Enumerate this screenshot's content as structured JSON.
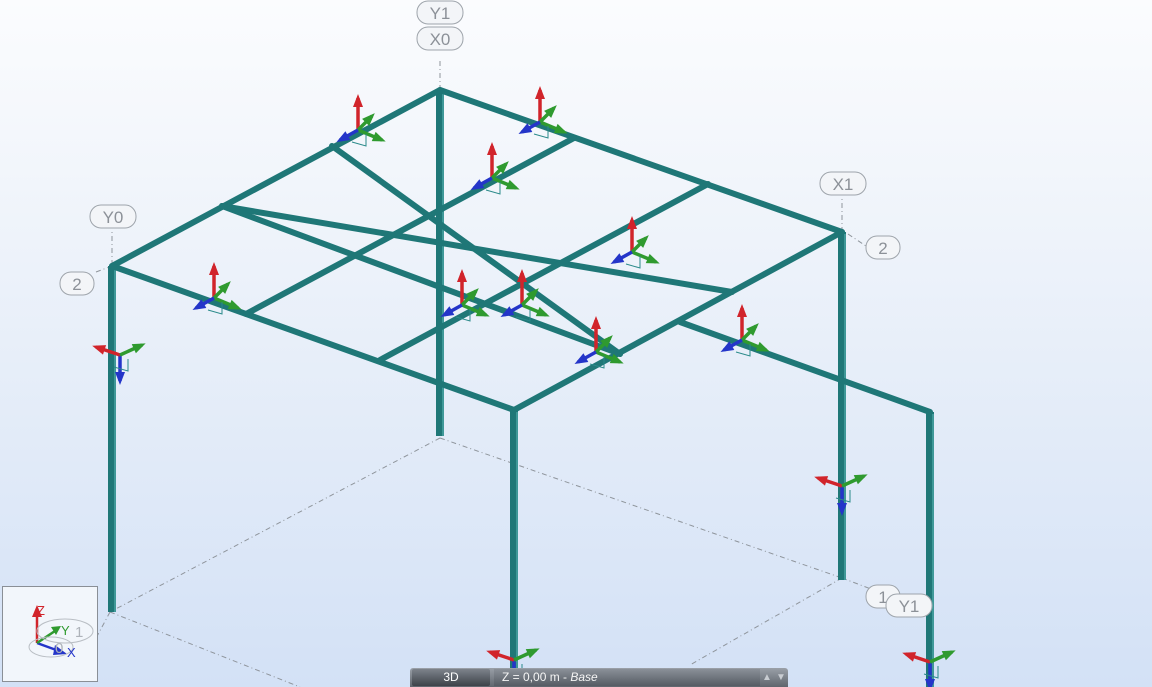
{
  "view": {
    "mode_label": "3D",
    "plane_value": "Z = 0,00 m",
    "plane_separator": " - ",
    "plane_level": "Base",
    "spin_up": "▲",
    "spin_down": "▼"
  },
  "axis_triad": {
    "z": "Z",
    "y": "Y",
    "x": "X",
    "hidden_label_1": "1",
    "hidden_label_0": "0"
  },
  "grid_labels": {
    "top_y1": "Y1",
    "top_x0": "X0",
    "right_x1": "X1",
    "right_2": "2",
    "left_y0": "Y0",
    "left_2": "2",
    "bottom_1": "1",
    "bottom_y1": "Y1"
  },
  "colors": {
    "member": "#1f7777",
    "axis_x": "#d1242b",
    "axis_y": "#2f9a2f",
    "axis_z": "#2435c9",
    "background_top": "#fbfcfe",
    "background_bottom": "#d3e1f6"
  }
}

TASK TO CARRY OUT:
Return all of the entries exactly as written, but drop any pictures they hold.

SOLUTION BELOW:
Enumerate this screenshot's content as structured JSON.
{
  "view": {
    "mode_label": "3D",
    "plane_value": "Z = 0,00 m",
    "plane_separator": " - ",
    "plane_level": "Base",
    "spin_up": "▲",
    "spin_down": "▼"
  },
  "axis_triad": {
    "z": "Z",
    "y": "Y",
    "x": "X",
    "hidden_label_1": "1",
    "hidden_label_0": "0"
  },
  "grid_labels": {
    "top_y1": "Y1",
    "top_x0": "X0",
    "right_x1": "X1",
    "right_2": "2",
    "left_y0": "Y0",
    "left_2": "2",
    "bottom_1": "1",
    "bottom_y1": "Y1"
  },
  "colors": {
    "member": "#1f7777",
    "axis_x": "#d1242b",
    "axis_y": "#2f9a2f",
    "axis_z": "#2435c9",
    "background_top": "#fbfcfe",
    "background_bottom": "#d3e1f6"
  }
}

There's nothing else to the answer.